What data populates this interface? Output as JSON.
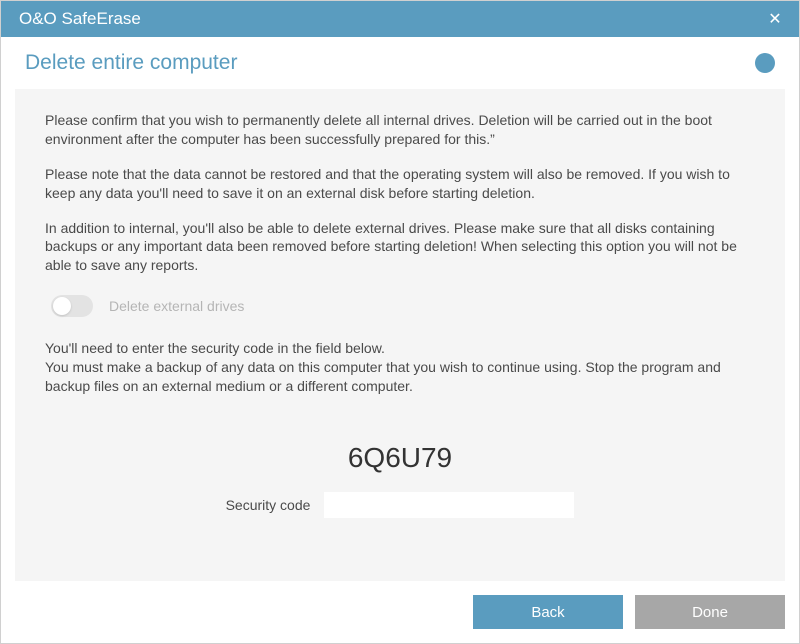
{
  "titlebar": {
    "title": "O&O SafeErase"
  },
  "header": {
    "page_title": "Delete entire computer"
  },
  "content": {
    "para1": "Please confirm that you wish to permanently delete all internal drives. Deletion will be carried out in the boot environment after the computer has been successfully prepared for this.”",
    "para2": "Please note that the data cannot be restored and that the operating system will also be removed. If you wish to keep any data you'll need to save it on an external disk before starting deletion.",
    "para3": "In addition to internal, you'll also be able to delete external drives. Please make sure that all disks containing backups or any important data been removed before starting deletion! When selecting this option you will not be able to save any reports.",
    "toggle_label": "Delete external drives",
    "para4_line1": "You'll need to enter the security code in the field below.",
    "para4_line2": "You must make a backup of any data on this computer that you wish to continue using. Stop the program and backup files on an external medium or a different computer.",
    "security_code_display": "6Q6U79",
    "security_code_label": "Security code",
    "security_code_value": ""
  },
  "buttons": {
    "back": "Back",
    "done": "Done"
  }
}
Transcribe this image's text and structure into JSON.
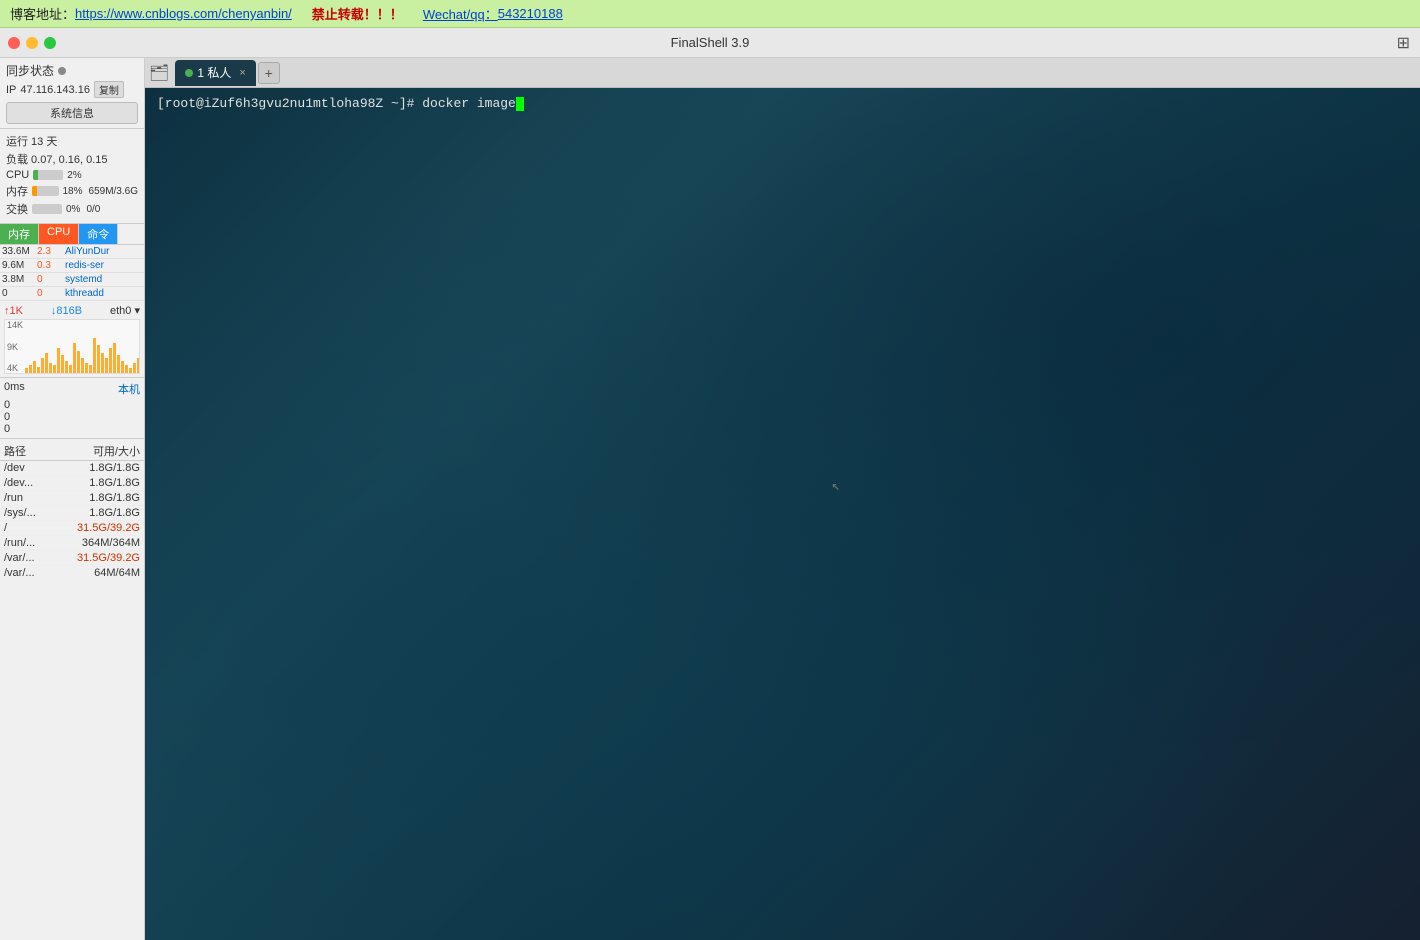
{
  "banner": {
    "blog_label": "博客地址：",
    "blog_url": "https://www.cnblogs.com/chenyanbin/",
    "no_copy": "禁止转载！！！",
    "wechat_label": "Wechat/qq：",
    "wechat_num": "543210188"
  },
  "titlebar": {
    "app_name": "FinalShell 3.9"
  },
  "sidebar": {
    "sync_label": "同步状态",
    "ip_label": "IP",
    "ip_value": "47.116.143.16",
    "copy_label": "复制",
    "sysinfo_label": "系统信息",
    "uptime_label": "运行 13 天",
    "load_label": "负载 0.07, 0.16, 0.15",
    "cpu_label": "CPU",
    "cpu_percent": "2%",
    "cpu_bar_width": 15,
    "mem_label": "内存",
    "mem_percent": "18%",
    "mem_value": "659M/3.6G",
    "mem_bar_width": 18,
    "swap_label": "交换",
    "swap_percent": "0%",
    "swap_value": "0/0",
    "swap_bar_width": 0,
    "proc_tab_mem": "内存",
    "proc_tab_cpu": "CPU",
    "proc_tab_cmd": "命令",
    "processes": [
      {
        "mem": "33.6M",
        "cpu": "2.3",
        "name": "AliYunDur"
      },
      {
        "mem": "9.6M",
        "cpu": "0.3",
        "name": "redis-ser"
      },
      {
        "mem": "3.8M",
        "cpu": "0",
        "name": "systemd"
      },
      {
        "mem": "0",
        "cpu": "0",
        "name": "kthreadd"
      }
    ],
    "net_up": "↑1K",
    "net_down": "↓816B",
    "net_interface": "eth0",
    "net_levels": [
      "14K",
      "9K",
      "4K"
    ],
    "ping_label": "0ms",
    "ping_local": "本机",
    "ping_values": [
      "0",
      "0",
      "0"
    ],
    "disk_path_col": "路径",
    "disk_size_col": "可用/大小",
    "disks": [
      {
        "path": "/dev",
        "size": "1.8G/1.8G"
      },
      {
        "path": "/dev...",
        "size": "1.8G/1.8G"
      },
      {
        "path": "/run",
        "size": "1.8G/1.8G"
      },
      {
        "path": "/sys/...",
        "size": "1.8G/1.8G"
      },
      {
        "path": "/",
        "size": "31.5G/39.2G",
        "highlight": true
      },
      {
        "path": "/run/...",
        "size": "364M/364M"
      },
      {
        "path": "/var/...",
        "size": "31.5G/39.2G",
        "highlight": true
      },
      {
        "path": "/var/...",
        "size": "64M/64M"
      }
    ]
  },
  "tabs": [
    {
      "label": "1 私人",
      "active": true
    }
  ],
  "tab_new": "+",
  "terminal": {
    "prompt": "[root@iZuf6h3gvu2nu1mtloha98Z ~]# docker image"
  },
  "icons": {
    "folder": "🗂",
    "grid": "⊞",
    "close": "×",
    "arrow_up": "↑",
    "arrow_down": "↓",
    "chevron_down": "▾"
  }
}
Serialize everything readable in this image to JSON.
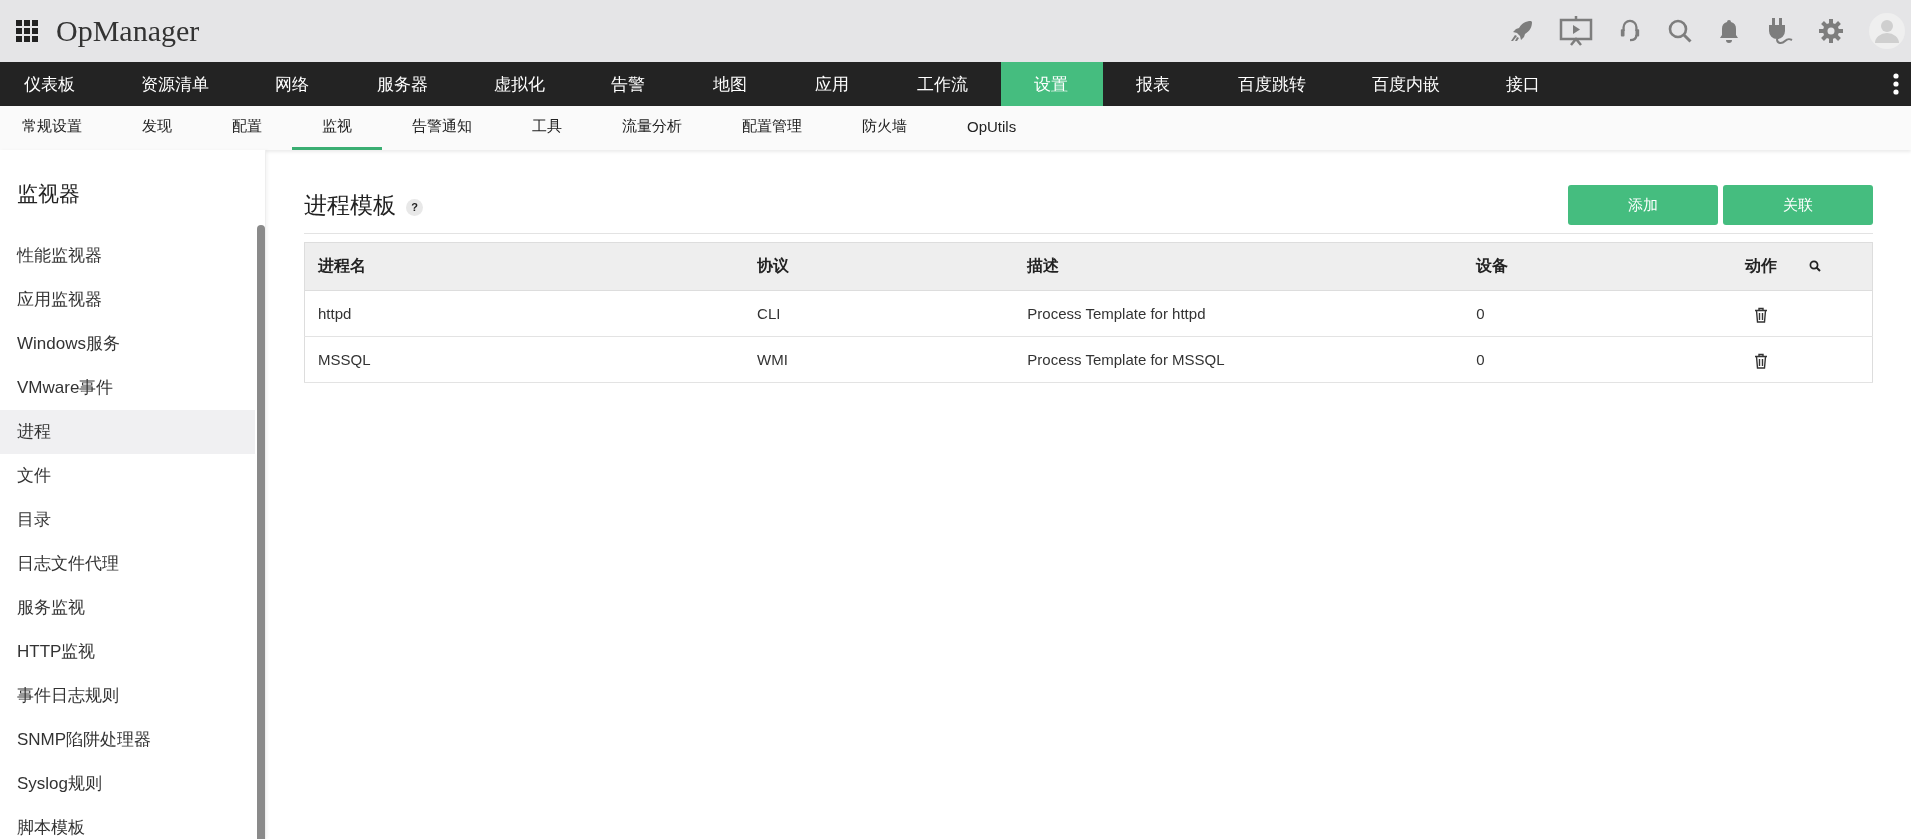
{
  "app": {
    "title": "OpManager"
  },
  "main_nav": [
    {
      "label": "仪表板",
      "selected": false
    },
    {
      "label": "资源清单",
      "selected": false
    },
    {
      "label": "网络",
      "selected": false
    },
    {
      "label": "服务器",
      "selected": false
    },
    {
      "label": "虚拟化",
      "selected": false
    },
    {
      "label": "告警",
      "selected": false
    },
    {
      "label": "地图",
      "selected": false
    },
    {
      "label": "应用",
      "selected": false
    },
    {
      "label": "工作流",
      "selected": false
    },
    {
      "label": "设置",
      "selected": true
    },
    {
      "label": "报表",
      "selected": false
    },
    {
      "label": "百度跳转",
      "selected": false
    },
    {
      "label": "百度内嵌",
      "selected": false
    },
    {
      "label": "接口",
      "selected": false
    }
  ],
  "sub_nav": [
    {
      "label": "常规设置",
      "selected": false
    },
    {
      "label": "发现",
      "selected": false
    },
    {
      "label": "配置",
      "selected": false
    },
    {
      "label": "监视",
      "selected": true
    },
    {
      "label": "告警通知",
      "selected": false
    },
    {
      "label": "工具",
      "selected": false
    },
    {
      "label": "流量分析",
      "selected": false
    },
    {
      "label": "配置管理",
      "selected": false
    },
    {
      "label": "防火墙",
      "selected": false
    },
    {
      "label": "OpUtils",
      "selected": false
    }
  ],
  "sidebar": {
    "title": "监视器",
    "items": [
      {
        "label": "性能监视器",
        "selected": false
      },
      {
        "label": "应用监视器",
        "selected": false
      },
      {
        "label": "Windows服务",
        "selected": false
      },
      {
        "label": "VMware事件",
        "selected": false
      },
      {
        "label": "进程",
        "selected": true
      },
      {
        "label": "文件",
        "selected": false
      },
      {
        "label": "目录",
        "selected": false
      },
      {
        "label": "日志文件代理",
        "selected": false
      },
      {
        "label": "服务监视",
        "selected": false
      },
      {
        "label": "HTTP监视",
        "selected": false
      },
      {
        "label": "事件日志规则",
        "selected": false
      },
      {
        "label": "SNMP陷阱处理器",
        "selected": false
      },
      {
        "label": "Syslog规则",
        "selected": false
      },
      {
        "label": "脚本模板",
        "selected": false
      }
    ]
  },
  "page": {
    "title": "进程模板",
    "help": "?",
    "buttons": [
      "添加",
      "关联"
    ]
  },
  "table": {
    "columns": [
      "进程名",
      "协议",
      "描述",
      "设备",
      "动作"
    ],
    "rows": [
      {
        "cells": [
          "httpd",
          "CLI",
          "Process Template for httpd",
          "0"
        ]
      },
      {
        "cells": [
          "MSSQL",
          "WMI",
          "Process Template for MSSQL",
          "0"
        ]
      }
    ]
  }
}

* * * * *

• [Task directions] Reproduce each line of the records exactly, and omit every picture.

• [The response]
What data populates this interface? Output as JSON.
{
  "titlebar": {
    "title": "O&O SafeErase"
  },
  "header": {
    "page_title": "Delete entire computer"
  },
  "content": {
    "para1": "Please confirm that you wish to permanently delete all internal drives. Deletion will be carried out in the boot environment after the computer has been successfully prepared for this.”",
    "para2": "Please note that the data cannot be restored and that the operating system will also be removed. If you wish to keep any data you'll need to save it on an external disk before starting deletion.",
    "para3": "In addition to internal, you'll also be able to delete external drives. Please make sure that all disks containing backups or any important data been removed before starting deletion! When selecting this option you will not be able to save any reports.",
    "toggle_label": "Delete external drives",
    "para4_line1": "You'll need to enter the security code in the field below.",
    "para4_line2": "You must make a backup of any data on this computer that you wish to continue using. Stop the program and backup files on an external medium or a different computer.",
    "security_code_display": "6Q6U79",
    "security_code_label": "Security code",
    "security_code_value": ""
  },
  "buttons": {
    "back": "Back",
    "done": "Done"
  }
}
Transcribe this image's text and structure into JSON.
{
  "banner": {
    "blog_label": "博客地址：",
    "blog_url": "https://www.cnblogs.com/chenyanbin/",
    "no_copy": "禁止转载！！！",
    "wechat_label": "Wechat/qq：",
    "wechat_num": "543210188"
  },
  "titlebar": {
    "app_name": "FinalShell 3.9"
  },
  "sidebar": {
    "sync_label": "同步状态",
    "ip_label": "IP",
    "ip_value": "47.116.143.16",
    "copy_label": "复制",
    "sysinfo_label": "系统信息",
    "uptime_label": "运行 13 天",
    "load_label": "负载 0.07, 0.16, 0.15",
    "cpu_label": "CPU",
    "cpu_percent": "2%",
    "cpu_bar_width": 15,
    "mem_label": "内存",
    "mem_percent": "18%",
    "mem_value": "659M/3.6G",
    "mem_bar_width": 18,
    "swap_label": "交换",
    "swap_percent": "0%",
    "swap_value": "0/0",
    "swap_bar_width": 0,
    "proc_tab_mem": "内存",
    "proc_tab_cpu": "CPU",
    "proc_tab_cmd": "命令",
    "processes": [
      {
        "mem": "33.6M",
        "cpu": "2.3",
        "name": "AliYunDur"
      },
      {
        "mem": "9.6M",
        "cpu": "0.3",
        "name": "redis-ser"
      },
      {
        "mem": "3.8M",
        "cpu": "0",
        "name": "systemd"
      },
      {
        "mem": "0",
        "cpu": "0",
        "name": "kthreadd"
      }
    ],
    "net_up": "↑1K",
    "net_down": "↓816B",
    "net_interface": "eth0",
    "net_levels": [
      "14K",
      "9K",
      "4K"
    ],
    "ping_label": "0ms",
    "ping_local": "本机",
    "ping_values": [
      "0",
      "0",
      "0"
    ],
    "disk_path_col": "路径",
    "disk_size_col": "可用/大小",
    "disks": [
      {
        "path": "/dev",
        "size": "1.8G/1.8G"
      },
      {
        "path": "/dev...",
        "size": "1.8G/1.8G"
      },
      {
        "path": "/run",
        "size": "1.8G/1.8G"
      },
      {
        "path": "/sys/...",
        "size": "1.8G/1.8G"
      },
      {
        "path": "/",
        "size": "31.5G/39.2G",
        "highlight": true
      },
      {
        "path": "/run/...",
        "size": "364M/364M"
      },
      {
        "path": "/var/...",
        "size": "31.5G/39.2G",
        "highlight": true
      },
      {
        "path": "/var/...",
        "size": "64M/64M"
      }
    ]
  },
  "tabs": [
    {
      "label": "1 私人",
      "active": true
    }
  ],
  "tab_new": "+",
  "terminal": {
    "prompt": "[root@iZuf6h3gvu2nu1mtloha98Z ~]# docker image"
  },
  "icons": {
    "folder": "🗂",
    "grid": "⊞",
    "close": "×",
    "arrow_up": "↑",
    "arrow_down": "↓",
    "chevron_down": "▾"
  }
}
Serialize everything readable in this image to JSON.
{
  "app": {
    "title": "OpManager"
  },
  "main_nav": [
    {
      "label": "仪表板",
      "selected": false
    },
    {
      "label": "资源清单",
      "selected": false
    },
    {
      "label": "网络",
      "selected": false
    },
    {
      "label": "服务器",
      "selected": false
    },
    {
      "label": "虚拟化",
      "selected": false
    },
    {
      "label": "告警",
      "selected": false
    },
    {
      "label": "地图",
      "selected": false
    },
    {
      "label": "应用",
      "selected": false
    },
    {
      "label": "工作流",
      "selected": false
    },
    {
      "label": "设置",
      "selected": true
    },
    {
      "label": "报表",
      "selected": false
    },
    {
      "label": "百度跳转",
      "selected": false
    },
    {
      "label": "百度内嵌",
      "selected": false
    },
    {
      "label": "接口",
      "selected": false
    }
  ],
  "sub_nav": [
    {
      "label": "常规设置",
      "selected": false
    },
    {
      "label": "发现",
      "selected": false
    },
    {
      "label": "配置",
      "selected": false
    },
    {
      "label": "监视",
      "selected": true
    },
    {
      "label": "告警通知",
      "selected": false
    },
    {
      "label": "工具",
      "selected": false
    },
    {
      "label": "流量分析",
      "selected": false
    },
    {
      "label": "配置管理",
      "selected": false
    },
    {
      "label": "防火墙",
      "selected": false
    },
    {
      "label": "OpUtils",
      "selected": false
    }
  ],
  "sidebar": {
    "title": "监视器",
    "items": [
      {
        "label": "性能监视器",
        "selected": false
      },
      {
        "label": "应用监视器",
        "selected": false
      },
      {
        "label": "Windows服务",
        "selected": false
      },
      {
        "label": "VMware事件",
        "selected": false
      },
      {
        "label": "进程",
        "selected": true
      },
      {
        "label": "文件",
        "selected": false
      },
      {
        "label": "目录",
        "selected": false
      },
      {
        "label": "日志文件代理",
        "selected": false
      },
      {
        "label": "服务监视",
        "selected": false
      },
      {
        "label": "HTTP监视",
        "selected": false
      },
      {
        "label": "事件日志规则",
        "selected": false
      },
      {
        "label": "SNMP陷阱处理器",
        "selected": false
      },
      {
        "label": "Syslog规则",
        "selected": false
      },
      {
        "label": "脚本模板",
        "selected": false
      }
    ]
  },
  "page": {
    "title": "进程模板",
    "help": "?",
    "buttons": [
      "添加",
      "关联"
    ]
  },
  "table": {
    "columns": [
      "进程名",
      "协议",
      "描述",
      "设备",
      "动作"
    ],
    "rows": [
      {
        "cells": [
          "httpd",
          "CLI",
          "Process Template for httpd",
          "0"
        ]
      },
      {
        "cells": [
          "MSSQL",
          "WMI",
          "Process Template for MSSQL",
          "0"
        ]
      }
    ]
  }
}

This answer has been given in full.